Stated goal A> Summarize the assignment excerpt in two sentences.
Stated goal B> According to the assignment excerpt, why are 'pad' positions given a value of negative infinity when the attention scores are calculated? Answer in one to three sentences.
Stated goal C> In the assignment excerpt, what is the shape of the enc masks tensor?

Document excerpt>
-----

## CS 224n: Assignment \#4
### 1.Neural Machine Translation with RNNs
#### (g) The generate sent masks() function in nmt model.py produces a tensor called enc masks. It has shape (batch size, max source sentence length) and contains 1s in positions corresponding to ‘pad’ tokens in the input, and 0s for non-pad tokens. Look at how the masks are used during the attention computation in the step() function. First explain (in around three sentences) what effect the masks have on the entire attention computation. Then explain (in one or two sentences) why it is necessary to use the masks in this way. 

Sol: Essentially, we use pad to make each sentence in a batch share the same length, which indicates that the 'pad' tokens have no information. Thus we give them a very small value, i.e. $-\inf$, in calculating the $e_{t}$ attention scores. Intuitively, it is said to not to focus on the pad token. Otherwise, padding token would somewhat dampen the attention distribution.

-----

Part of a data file

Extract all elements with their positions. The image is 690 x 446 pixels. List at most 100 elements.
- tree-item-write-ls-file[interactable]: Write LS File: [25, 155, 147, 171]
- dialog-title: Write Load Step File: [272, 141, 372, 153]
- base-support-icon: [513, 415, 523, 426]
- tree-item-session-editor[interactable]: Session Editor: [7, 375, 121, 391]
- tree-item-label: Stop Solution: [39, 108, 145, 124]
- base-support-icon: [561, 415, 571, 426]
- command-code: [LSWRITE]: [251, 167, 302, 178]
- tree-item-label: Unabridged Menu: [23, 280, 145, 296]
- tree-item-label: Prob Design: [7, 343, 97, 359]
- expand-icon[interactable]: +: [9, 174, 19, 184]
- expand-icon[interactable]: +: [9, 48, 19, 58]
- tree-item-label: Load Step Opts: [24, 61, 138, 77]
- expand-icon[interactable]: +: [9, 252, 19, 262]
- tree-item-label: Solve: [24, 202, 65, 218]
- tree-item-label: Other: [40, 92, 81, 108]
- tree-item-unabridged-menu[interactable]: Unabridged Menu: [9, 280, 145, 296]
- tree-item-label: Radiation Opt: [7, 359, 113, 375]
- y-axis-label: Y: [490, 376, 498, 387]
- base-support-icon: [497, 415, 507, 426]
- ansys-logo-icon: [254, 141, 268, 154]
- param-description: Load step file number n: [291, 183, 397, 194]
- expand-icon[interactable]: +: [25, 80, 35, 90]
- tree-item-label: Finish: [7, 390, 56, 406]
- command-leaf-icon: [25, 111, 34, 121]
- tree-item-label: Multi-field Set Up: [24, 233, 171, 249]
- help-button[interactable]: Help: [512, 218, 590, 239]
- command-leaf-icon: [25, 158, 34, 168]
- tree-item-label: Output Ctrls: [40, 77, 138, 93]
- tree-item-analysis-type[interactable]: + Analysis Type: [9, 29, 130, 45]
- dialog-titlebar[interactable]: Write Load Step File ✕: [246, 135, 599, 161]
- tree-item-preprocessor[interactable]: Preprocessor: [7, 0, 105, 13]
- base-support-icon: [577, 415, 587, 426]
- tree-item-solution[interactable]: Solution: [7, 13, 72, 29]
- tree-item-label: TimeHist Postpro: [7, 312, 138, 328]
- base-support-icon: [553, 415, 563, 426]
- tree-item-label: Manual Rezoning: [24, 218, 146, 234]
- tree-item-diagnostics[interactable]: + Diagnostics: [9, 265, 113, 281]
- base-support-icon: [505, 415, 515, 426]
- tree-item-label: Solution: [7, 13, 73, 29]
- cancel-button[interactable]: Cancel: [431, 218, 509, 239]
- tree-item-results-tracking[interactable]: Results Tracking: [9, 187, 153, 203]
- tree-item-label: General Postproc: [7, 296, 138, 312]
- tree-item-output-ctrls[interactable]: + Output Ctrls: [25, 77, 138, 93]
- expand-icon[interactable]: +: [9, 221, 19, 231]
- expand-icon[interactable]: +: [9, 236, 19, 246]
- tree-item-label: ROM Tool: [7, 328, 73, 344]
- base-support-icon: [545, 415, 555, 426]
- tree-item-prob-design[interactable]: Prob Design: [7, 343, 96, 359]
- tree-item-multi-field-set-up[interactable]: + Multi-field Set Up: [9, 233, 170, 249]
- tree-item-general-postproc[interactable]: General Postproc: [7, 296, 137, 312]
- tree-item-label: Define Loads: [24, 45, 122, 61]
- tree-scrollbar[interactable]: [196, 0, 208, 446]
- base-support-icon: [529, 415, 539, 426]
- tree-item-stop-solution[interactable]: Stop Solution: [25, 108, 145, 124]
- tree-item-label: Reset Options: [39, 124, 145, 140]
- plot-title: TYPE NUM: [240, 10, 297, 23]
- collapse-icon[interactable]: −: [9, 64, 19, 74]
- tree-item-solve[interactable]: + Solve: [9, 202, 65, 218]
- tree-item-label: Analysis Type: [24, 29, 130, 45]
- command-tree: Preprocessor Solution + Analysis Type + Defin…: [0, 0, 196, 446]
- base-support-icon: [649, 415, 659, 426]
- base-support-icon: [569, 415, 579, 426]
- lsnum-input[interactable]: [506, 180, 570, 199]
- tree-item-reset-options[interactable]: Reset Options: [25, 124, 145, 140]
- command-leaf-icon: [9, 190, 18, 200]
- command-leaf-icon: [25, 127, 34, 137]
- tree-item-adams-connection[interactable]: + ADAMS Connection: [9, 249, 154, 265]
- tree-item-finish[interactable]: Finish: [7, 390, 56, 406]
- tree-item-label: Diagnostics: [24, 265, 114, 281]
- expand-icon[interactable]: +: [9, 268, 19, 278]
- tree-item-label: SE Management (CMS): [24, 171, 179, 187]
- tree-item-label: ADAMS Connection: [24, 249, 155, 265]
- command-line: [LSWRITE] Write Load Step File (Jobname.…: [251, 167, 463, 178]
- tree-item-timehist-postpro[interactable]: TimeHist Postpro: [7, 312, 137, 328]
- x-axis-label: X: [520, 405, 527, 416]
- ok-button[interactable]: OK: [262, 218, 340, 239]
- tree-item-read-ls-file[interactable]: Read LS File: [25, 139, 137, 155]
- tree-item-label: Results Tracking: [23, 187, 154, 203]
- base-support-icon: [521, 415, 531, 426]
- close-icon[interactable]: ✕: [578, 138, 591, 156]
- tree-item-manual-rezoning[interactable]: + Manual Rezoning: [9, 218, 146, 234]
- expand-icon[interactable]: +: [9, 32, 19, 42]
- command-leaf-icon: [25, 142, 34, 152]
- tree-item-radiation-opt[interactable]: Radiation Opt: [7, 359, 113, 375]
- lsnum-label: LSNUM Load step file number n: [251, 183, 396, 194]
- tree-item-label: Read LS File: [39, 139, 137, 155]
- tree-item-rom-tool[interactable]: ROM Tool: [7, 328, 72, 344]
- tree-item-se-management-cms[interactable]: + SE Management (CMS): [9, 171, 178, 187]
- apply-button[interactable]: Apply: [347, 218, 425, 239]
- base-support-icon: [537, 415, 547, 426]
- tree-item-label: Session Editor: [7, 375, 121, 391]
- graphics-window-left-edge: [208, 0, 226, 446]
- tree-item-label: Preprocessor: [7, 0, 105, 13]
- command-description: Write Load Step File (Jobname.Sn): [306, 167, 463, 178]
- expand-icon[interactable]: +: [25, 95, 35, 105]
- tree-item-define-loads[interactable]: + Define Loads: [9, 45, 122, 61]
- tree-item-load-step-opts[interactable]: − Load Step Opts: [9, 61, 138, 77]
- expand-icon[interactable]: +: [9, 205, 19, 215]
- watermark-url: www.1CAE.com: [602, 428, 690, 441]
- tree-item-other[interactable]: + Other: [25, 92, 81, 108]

-----

Written answer A> The assignment asks how the enc masks tensor, which has 1s at 'pad' token positions and 0s elsewhere, affects the attention computation in the step() function and why the masks are needed. The solution says that pad tokens carry no information, so their attention scores are set to negative infinity to keep attention off them, since padding would otherwise dampen the attention distribution.

Written answer B> Pad tokens exist only to give every sentence in a batch the same length, so they hold no information. Setting their scores to negative infinity keeps the model from focusing on them. Otherwise the padding would dampen the attention distribution.

Written answer C> (batch size, max source sentence length)